_Exercise_. Go over the entries below line by line, copying each one that contains the word "this".

[Lines of data]
-- -- --
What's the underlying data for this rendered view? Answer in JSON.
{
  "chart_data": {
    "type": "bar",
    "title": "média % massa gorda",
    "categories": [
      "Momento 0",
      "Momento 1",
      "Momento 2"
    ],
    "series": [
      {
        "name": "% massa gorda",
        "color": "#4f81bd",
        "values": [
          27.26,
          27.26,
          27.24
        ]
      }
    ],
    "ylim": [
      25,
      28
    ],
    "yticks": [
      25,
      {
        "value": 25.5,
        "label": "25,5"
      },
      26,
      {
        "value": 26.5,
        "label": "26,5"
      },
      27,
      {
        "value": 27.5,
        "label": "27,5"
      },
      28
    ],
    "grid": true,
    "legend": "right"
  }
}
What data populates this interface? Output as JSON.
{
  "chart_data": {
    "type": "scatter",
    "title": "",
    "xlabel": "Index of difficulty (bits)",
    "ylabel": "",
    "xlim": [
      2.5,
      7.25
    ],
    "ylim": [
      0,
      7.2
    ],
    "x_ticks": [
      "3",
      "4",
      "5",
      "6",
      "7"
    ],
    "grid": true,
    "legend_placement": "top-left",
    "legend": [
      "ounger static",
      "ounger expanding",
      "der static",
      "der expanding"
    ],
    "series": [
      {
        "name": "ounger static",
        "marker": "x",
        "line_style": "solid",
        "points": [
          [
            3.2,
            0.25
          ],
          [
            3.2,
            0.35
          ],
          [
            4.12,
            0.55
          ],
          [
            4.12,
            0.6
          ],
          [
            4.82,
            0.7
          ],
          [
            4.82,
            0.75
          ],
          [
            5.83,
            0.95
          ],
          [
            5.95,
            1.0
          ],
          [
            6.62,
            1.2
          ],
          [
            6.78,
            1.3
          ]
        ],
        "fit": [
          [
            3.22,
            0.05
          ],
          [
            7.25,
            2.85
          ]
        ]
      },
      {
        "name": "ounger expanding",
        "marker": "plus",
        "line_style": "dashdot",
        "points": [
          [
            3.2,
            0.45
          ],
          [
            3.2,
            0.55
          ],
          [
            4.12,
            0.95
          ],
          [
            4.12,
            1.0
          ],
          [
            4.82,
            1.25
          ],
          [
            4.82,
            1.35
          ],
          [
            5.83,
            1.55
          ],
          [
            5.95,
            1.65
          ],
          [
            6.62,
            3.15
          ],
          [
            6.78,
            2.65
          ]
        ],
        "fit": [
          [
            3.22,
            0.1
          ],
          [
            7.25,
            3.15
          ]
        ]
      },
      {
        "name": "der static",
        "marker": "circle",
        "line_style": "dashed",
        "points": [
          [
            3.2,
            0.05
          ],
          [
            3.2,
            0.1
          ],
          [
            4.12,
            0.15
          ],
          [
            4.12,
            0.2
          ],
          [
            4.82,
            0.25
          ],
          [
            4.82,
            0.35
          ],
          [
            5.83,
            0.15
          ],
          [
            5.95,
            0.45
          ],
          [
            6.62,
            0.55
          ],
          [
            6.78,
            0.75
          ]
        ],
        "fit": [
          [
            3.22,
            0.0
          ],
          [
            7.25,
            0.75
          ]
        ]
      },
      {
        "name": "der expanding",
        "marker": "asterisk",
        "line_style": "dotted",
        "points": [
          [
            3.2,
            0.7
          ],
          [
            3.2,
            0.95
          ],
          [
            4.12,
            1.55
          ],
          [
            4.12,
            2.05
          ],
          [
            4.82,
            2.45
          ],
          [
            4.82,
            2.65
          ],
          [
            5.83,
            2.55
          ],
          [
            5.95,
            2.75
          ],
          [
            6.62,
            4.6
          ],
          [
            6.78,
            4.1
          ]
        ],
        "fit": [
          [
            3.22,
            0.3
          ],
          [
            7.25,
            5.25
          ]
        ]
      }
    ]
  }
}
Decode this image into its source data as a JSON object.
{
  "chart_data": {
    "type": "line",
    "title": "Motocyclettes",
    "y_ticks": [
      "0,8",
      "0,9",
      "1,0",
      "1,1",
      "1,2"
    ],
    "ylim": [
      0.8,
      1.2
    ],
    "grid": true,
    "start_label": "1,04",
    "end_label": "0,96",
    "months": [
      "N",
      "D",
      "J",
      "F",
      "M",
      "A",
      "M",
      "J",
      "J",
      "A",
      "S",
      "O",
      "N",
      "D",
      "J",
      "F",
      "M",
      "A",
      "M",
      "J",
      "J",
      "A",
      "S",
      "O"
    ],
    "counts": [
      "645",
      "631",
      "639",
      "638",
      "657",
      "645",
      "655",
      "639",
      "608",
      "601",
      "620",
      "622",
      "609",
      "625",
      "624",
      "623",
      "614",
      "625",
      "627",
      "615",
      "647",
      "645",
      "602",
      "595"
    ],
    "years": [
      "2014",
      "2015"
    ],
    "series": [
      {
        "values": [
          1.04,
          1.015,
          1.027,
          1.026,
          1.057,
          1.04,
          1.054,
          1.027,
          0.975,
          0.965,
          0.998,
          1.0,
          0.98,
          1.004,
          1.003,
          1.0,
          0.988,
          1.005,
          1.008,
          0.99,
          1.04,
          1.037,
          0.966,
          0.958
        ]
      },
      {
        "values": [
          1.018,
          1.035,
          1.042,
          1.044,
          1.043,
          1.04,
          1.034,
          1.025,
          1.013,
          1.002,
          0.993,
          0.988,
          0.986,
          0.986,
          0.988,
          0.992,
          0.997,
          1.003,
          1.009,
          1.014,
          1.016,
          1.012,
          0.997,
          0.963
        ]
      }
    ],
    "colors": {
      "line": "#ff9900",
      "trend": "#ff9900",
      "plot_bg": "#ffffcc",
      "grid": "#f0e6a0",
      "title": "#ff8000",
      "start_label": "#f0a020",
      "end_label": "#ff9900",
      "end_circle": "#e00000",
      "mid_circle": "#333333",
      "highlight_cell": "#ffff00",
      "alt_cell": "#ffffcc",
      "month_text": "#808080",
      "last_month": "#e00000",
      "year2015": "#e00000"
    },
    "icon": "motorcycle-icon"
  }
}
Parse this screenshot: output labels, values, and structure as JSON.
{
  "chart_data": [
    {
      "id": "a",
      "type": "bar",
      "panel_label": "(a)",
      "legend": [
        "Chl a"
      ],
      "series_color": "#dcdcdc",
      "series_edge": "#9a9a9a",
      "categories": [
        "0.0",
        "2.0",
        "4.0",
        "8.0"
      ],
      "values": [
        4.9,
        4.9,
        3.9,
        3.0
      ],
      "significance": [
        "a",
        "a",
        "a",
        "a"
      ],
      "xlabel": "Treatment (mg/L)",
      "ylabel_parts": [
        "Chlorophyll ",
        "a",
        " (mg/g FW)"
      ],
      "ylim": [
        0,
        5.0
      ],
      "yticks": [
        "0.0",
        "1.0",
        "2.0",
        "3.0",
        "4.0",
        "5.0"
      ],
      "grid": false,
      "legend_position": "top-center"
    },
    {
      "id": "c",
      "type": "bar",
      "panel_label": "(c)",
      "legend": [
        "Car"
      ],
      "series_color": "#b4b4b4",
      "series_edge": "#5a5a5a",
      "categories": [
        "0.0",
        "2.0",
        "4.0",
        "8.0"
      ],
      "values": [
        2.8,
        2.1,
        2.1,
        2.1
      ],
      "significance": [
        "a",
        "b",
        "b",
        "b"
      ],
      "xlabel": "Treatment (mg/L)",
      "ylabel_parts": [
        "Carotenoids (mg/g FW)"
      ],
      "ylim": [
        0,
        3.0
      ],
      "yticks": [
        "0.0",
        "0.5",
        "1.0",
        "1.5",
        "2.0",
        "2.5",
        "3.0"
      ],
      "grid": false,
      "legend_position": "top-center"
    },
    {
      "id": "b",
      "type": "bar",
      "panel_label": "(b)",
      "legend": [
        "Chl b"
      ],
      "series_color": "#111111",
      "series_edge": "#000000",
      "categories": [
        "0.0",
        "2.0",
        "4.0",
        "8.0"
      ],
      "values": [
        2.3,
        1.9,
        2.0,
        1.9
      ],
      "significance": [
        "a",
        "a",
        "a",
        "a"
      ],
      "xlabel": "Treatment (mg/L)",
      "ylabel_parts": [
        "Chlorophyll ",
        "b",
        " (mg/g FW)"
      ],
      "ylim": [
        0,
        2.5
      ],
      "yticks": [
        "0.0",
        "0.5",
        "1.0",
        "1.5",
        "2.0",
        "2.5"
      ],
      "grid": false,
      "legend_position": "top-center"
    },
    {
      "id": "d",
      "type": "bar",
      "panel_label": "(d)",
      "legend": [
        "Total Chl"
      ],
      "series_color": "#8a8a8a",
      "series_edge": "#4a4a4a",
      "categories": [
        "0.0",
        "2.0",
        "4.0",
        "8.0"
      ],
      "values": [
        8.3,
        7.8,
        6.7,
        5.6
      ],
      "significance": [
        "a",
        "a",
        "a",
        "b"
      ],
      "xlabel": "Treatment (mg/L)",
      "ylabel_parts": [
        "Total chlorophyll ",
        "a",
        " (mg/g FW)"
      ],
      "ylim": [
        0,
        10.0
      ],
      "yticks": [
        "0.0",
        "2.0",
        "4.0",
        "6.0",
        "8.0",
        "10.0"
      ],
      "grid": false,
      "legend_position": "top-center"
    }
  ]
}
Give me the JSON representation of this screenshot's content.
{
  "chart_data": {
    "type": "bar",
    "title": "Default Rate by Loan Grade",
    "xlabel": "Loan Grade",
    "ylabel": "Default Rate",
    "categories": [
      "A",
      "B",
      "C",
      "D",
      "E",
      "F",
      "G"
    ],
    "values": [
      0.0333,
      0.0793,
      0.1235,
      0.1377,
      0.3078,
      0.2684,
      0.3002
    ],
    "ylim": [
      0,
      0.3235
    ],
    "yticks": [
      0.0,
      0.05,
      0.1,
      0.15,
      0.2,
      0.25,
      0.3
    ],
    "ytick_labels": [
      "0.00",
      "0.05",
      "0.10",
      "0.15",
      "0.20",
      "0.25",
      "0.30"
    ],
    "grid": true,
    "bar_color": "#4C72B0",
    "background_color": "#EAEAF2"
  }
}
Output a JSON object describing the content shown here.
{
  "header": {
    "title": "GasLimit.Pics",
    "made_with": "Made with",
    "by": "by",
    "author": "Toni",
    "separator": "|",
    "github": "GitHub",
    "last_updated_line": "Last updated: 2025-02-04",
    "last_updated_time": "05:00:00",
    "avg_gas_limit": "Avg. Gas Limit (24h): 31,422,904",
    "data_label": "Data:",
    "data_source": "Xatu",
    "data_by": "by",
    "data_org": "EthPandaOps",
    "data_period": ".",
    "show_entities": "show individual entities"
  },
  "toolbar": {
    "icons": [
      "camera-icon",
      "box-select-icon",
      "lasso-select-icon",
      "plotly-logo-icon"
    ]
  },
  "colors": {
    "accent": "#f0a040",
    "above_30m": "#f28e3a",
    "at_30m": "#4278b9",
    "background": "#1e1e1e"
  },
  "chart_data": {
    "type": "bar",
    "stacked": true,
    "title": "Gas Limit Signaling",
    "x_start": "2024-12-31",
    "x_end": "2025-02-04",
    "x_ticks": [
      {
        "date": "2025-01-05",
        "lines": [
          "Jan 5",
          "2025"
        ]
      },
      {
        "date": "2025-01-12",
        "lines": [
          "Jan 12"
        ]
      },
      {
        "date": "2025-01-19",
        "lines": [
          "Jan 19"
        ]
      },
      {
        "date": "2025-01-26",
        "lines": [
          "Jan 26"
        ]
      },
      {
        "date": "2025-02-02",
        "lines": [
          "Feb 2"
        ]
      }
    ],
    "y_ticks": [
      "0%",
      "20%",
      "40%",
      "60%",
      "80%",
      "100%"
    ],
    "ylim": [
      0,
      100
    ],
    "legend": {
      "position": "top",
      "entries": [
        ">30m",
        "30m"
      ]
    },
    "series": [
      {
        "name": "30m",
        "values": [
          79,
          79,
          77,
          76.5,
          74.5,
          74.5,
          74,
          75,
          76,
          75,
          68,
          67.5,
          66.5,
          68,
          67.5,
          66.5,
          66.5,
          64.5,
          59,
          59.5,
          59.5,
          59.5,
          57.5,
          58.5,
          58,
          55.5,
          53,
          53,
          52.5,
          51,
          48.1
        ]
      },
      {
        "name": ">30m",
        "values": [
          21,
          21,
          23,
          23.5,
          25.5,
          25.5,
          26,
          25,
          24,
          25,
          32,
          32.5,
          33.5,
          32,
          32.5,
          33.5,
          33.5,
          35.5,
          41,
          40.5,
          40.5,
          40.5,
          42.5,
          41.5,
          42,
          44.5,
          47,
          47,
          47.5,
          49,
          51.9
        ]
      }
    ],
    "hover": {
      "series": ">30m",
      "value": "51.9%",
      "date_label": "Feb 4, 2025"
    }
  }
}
-- -- --
_Correct result_.
What's the underlying data for this rendered view? Answer in JSON.
What data populates this interface? Output as JSON.
Decode this image into its source data as a JSON object.
Parse this screenshot: output labels, values, and structure as JSON.
Give me the JSON representation of this screenshot's content.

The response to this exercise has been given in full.